====== Entries provided

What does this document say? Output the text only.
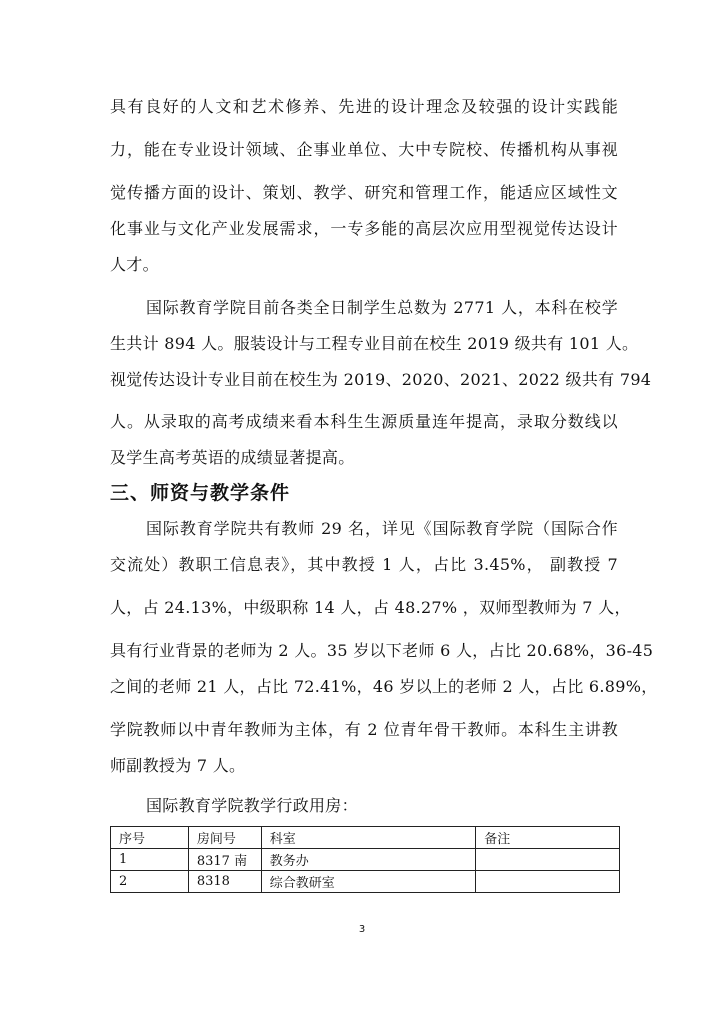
具有良好的人文和艺术修养、先进的设计理念及较强的设计实践能
力，能在专业设计领域、企事业单位、大中专院校、传播机构从事视
觉传播方面的设计、策划、教学、研究和管理工作，能适应区域性文
化事业与文化产业发展需求，一专多能的高层次应用型视觉传达设计
人才。
国际教育学院目前各类全日制学生总数为 2771 人，本科在校学
生共计 894 人。服装设计与工程专业目前在校生 2019 级共有 101 人。
视觉传达设计专业目前在校生为 2019、2020、2021、2022 级共有 794
人。从录取的高考成绩来看本科生生源质量连年提高，录取分数线以
及学生高考英语的成绩显著提高。
三、师资与教学条件
国际教育学院共有教师 29 名，详见《国际教育学院（国际合作
交流处）教职工信息表》，其中教授 1 人，占比 3.45%， 副教授 7
人，占 24.13%，中级职称 14 人，占 48.27% ，双师型教师为 7 人，
具有行业背景的老师为 2 人。35 岁以下老师 6 人，占比 20.68%，36-45
之间的老师 21 人，占比 72.41%，46 岁以上的老师 2 人，占比 6.89%，
学院教师以中青年教师为主体，有 2 位青年骨干教师。本科生主讲教
师副教授为 7 人。
国际教育学院教学行政用房：
序号	房间号	科室	备注
1	8317 南	教务办	
2	8318	综合教研室	
3
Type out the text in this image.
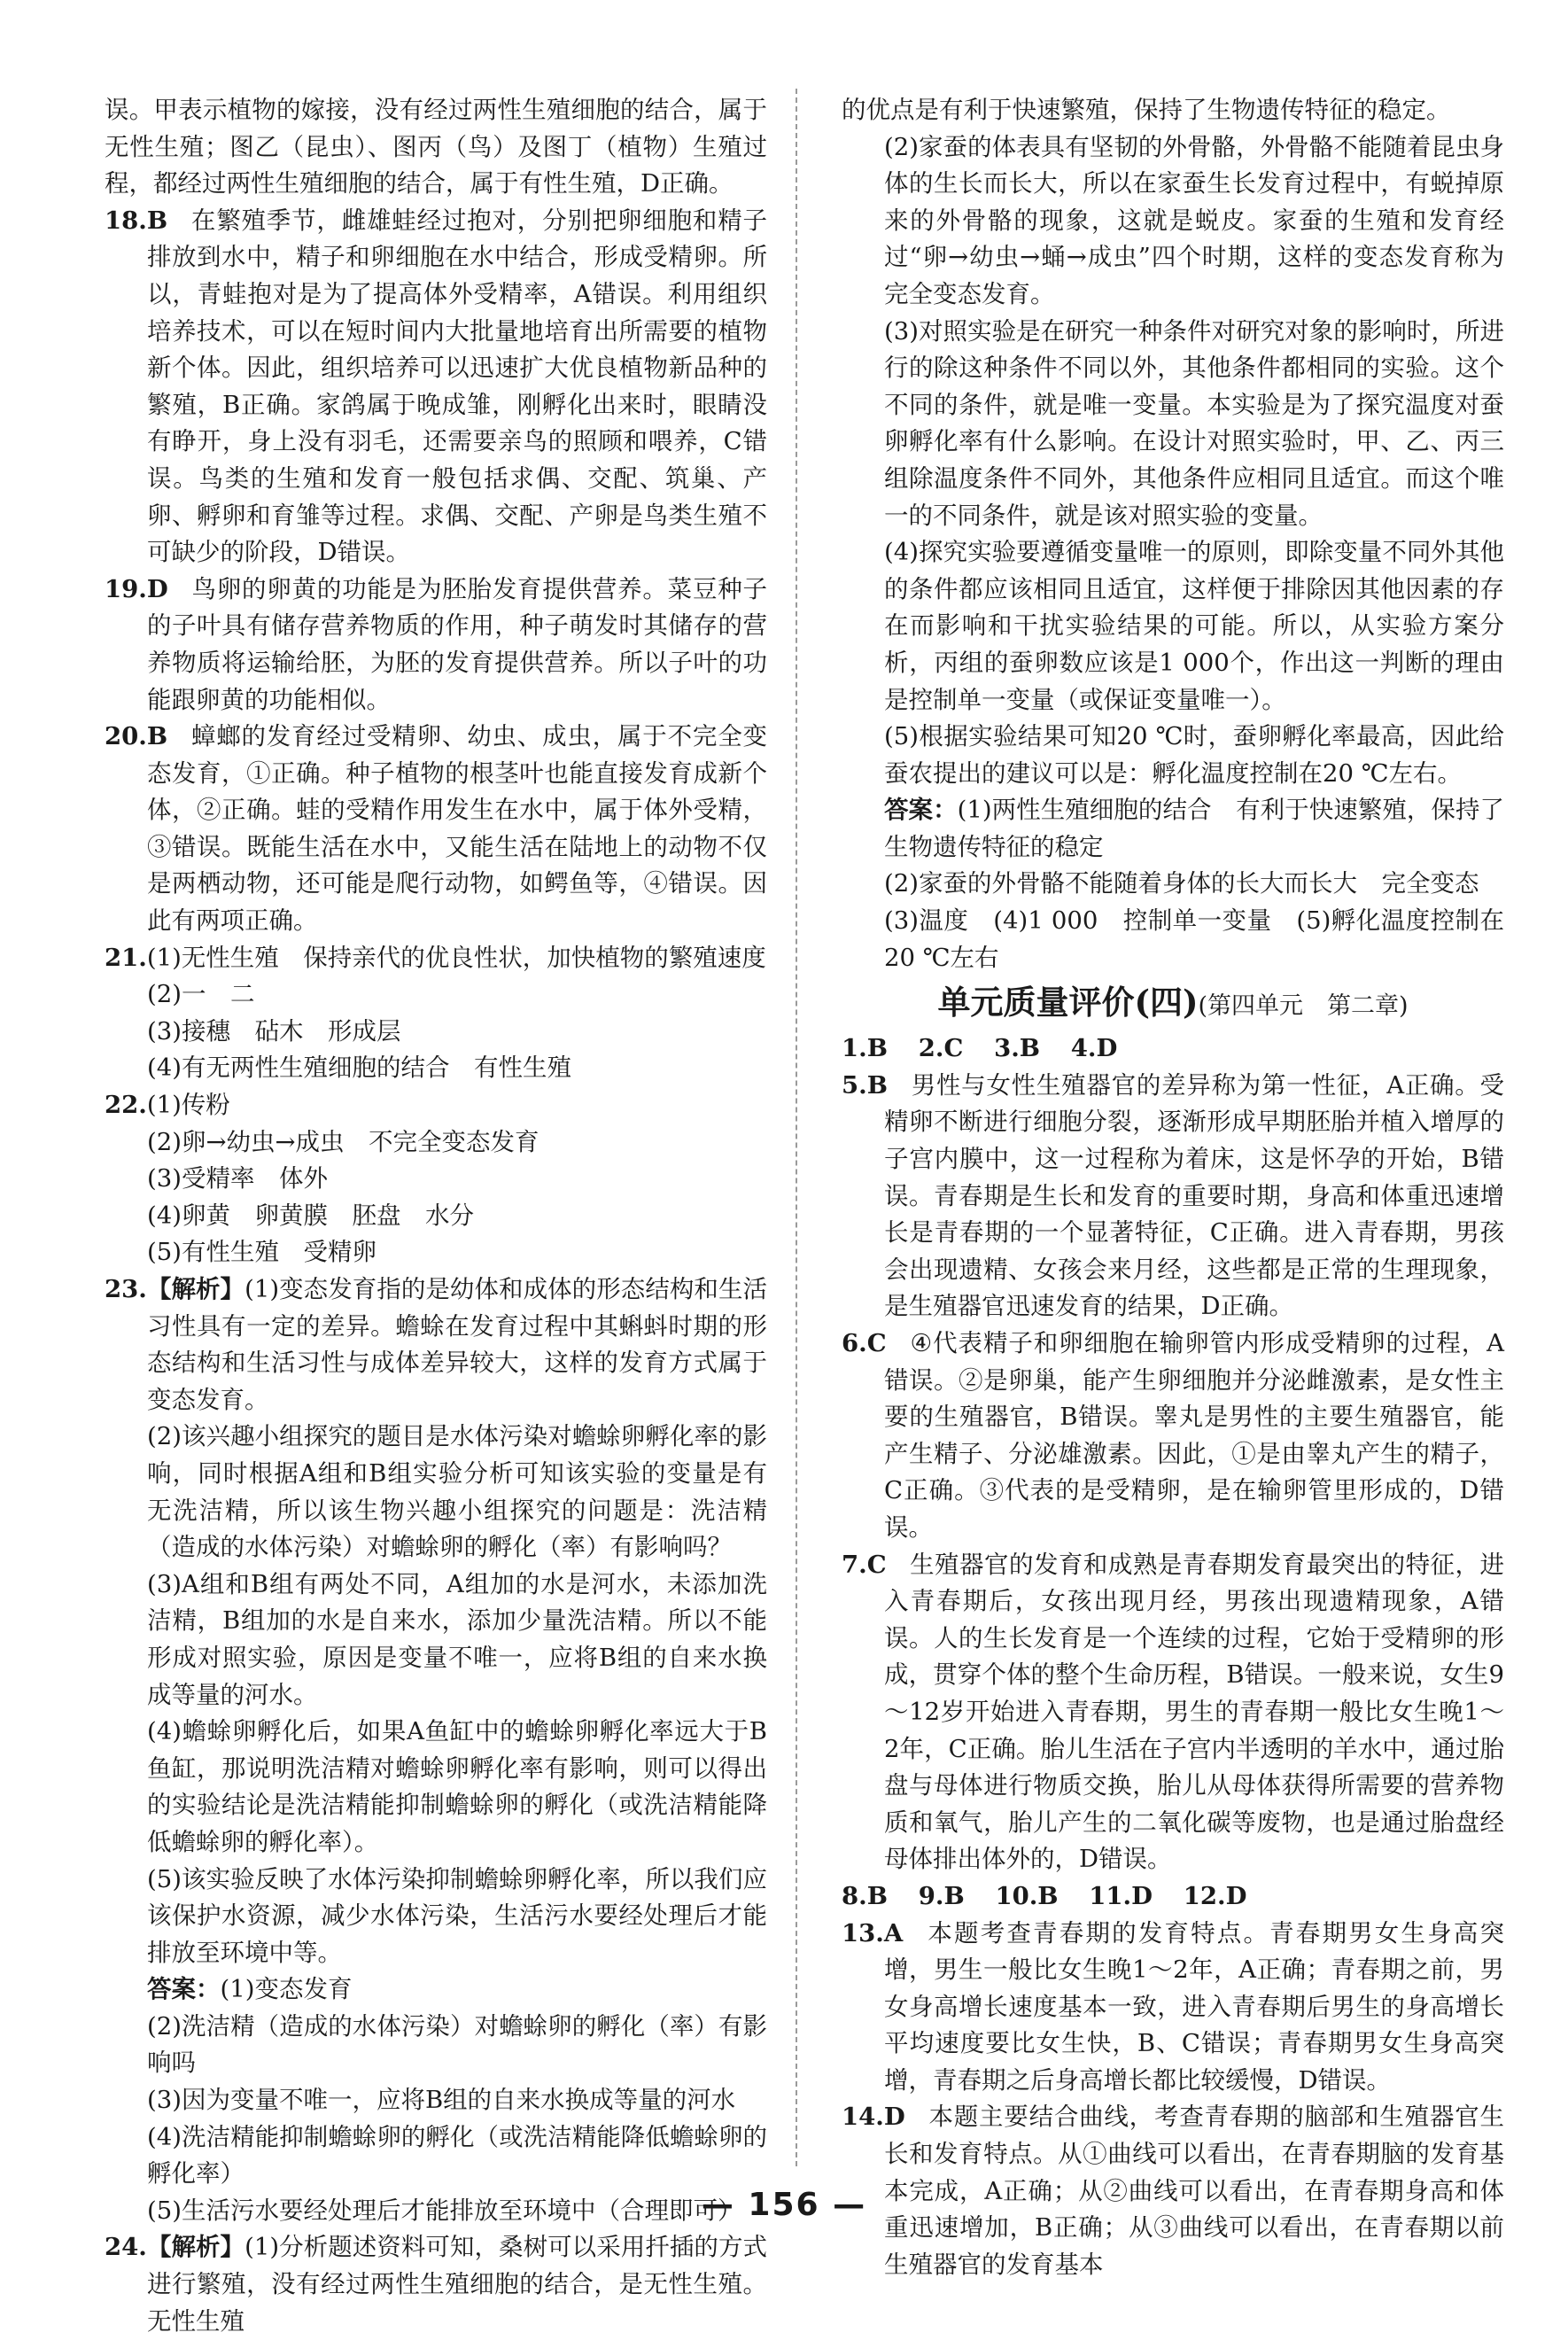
误。甲表示植物的嫁接，没有经过两性生殖细胞的结合，属于无性生殖；图乙（昆虫）、图丙（鸟）及图丁（植物）生殖过程，都经过两性生殖细胞的结合，属于有性生殖，D正确。

18.B 在繁殖季节，雌雄蛙经过抱对，分别把卵细胞和精子排放到水中，精子和卵细胞在水中结合，形成受精卵。所以，青蛙抱对是为了提高体外受精率，A错误。利用组织培养技术，可以在短时间内大批量地培育出所需要的植物新个体。因此，组织培养可以迅速扩大优良植物新品种的繁殖，B正确。家鸽属于晚成雏，刚孵化出来时，眼睛没有睁开，身上没有羽毛，还需要亲鸟的照顾和喂养，C错误。鸟类的生殖和发育一般包括求偶、交配、筑巢、产卵、孵卵和育雏等过程。求偶、交配、产卵是鸟类生殖不可缺少的阶段，D错误。

19.D 鸟卵的卵黄的功能是为胚胎发育提供营养。菜豆种子的子叶具有储存营养物质的作用，种子萌发时其储存的营养物质将运输给胚，为胚的发育提供营养。所以子叶的功能跟卵黄的功能相似。

20.B 蟑螂的发育经过受精卵、幼虫、成虫，属于不完全变态发育，①正确。种子植物的根茎叶也能直接发育成新个体，②正确。蛙的受精作用发生在水中，属于体外受精，③错误。既能生活在水中，又能生活在陆地上的动物不仅是两栖动物，还可能是爬行动物，如鳄鱼等，④错误。因此有两项正确。

21.(1)无性生殖　保持亲代的优良性状，加快植物的繁殖速度

(2)一　二

(3)接穗　砧木　形成层

(4)有无两性生殖细胞的结合　有性生殖

22.(1)传粉

(2)卵→幼虫→成虫　不完全变态发育

(3)受精率　体外

(4)卵黄　卵黄膜　胚盘　水分

(5)有性生殖　受精卵

23.【解析】(1)变态发育指的是幼体和成体的形态结构和生活习性具有一定的差异。蟾蜍在发育过程中其蝌蚪时期的形态结构和生活习性与成体差异较大，这样的发育方式属于变态发育。

(2)该兴趣小组探究的题目是水体污染对蟾蜍卵孵化率的影响，同时根据A组和B组实验分析可知该实验的变量是有无洗洁精，所以该生物兴趣小组探究的问题是：洗洁精（造成的水体污染）对蟾蜍卵的孵化（率）有影响吗？

(3)A组和B组有两处不同，A组加的水是河水，未添加洗洁精，B组加的水是自来水，添加少量洗洁精。所以不能形成对照实验，原因是变量不唯一，应将B组的自来水换成等量的河水。

(4)蟾蜍卵孵化后，如果A鱼缸中的蟾蜍卵孵化率远大于B鱼缸，那说明洗洁精对蟾蜍卵孵化率有影响，则可以得出的实验结论是洗洁精能抑制蟾蜍卵的孵化（或洗洁精能降低蟾蜍卵的孵化率）。

(5)该实验反映了水体污染抑制蟾蜍卵孵化率，所以我们应该保护水资源，减少水体污染，生活污水要经处理后才能排放至环境中等。

答案：(1)变态发育

(2)洗洁精（造成的水体污染）对蟾蜍卵的孵化（率）有影响吗

(3)因为变量不唯一，应将B组的自来水换成等量的河水

(4)洗洁精能抑制蟾蜍卵的孵化（或洗洁精能降低蟾蜍卵的孵化率）

(5)生活污水要经处理后才能排放至环境中（合理即可）

24.【解析】(1)分析题述资料可知，桑树可以采用扦插的方式进行繁殖，没有经过两性生殖细胞的结合，是无性生殖。无性生殖

的优点是有利于快速繁殖，保持了生物遗传特征的稳定。

(2)家蚕的体表具有坚韧的外骨骼，外骨骼不能随着昆虫身体的生长而长大，所以在家蚕生长发育过程中，有蜕掉原来的外骨骼的现象，这就是蜕皮。家蚕的生殖和发育经过“卵→幼虫→蛹→成虫”四个时期，这样的变态发育称为完全变态发育。

(3)对照实验是在研究一种条件对研究对象的影响时，所进行的除这种条件不同以外，其他条件都相同的实验。这个不同的条件，就是唯一变量。本实验是为了探究温度对蚕卵孵化率有什么影响。在设计对照实验时，甲、乙、丙三组除温度条件不同外，其他条件应相同且适宜。而这个唯一的不同条件，就是该对照实验的变量。

(4)探究实验要遵循变量唯一的原则，即除变量不同外其他的条件都应该相同且适宜，这样便于排除因其他因素的存在而影响和干扰实验结果的可能。所以，从实验方案分析，丙组的蚕卵数应该是1 000个，作出这一判断的理由是控制单一变量（或保证变量唯一）。

(5)根据实验结果可知20 ℃时，蚕卵孵化率最高，因此给蚕农提出的建议可以是：孵化温度控制在20 ℃左右。

答案：(1)两性生殖细胞的结合　有利于快速繁殖，保持了生物遗传特征的稳定

(2)家蚕的外骨骼不能随着身体的长大而长大　完全变态

(3)温度　(4)1 000　控制单一变量　(5)孵化温度控制在20 ℃左右

单元质量评价(四)(第四单元　第二章)

1.B 2.C 3.B 4.D

5.B 男性与女性生殖器官的差异称为第一性征，A正确。受精卵不断进行细胞分裂，逐渐形成早期胚胎并植入增厚的子宫内膜中，这一过程称为着床，这是怀孕的开始，B错误。青春期是生长和发育的重要时期，身高和体重迅速增长是青春期的一个显著特征，C正确。进入青春期，男孩会出现遗精、女孩会来月经，这些都是正常的生理现象，是生殖器官迅速发育的结果，D正确。

6.C ④代表精子和卵细胞在输卵管内形成受精卵的过程，A错误。②是卵巢，能产生卵细胞并分泌雌激素，是女性主要的生殖器官，B错误。睾丸是男性的主要生殖器官，能产生精子、分泌雄激素。因此，①是由睾丸产生的精子，C正确。③代表的是受精卵，是在输卵管里形成的，D错误。

7.C 生殖器官的发育和成熟是青春期发育最突出的特征，进入青春期后，女孩出现月经，男孩出现遗精现象，A错误。人的生长发育是一个连续的过程，它始于受精卵的形成，贯穿个体的整个生命历程，B错误。一般来说，女生9～12岁开始进入青春期，男生的青春期一般比女生晚1～2年，C正确。胎儿生活在子宫内半透明的羊水中，通过胎盘与母体进行物质交换，胎儿从母体获得所需要的营养物质和氧气，胎儿产生的二氧化碳等废物，也是通过胎盘经母体排出体外的，D错误。

8.B 9.B 10.B 11.D 12.D

13.A 本题考查青春期的发育特点。青春期男女生身高突增，男生一般比女生晚1～2年，A正确；青春期之前，男女身高增长速度基本一致，进入青春期后男生的身高增长平均速度要比女生快，B、C错误；青春期男女生身高突增，青春期之后身高增长都比较缓慢，D错误。

14.D 本题主要结合曲线，考查青春期的脑部和生殖器官生长和发育特点。从①曲线可以看出，在青春期脑的发育基本完成，A正确；从②曲线可以看出，在青春期身高和体重迅速增加，B正确；从③曲线可以看出，在青春期以前生殖器官的发育基本

— 156 —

============

◆ Goal ◆
Note how many lines of the material contain the string "有影响吗". Then report that number by itself.

◆ Full answer ◆
2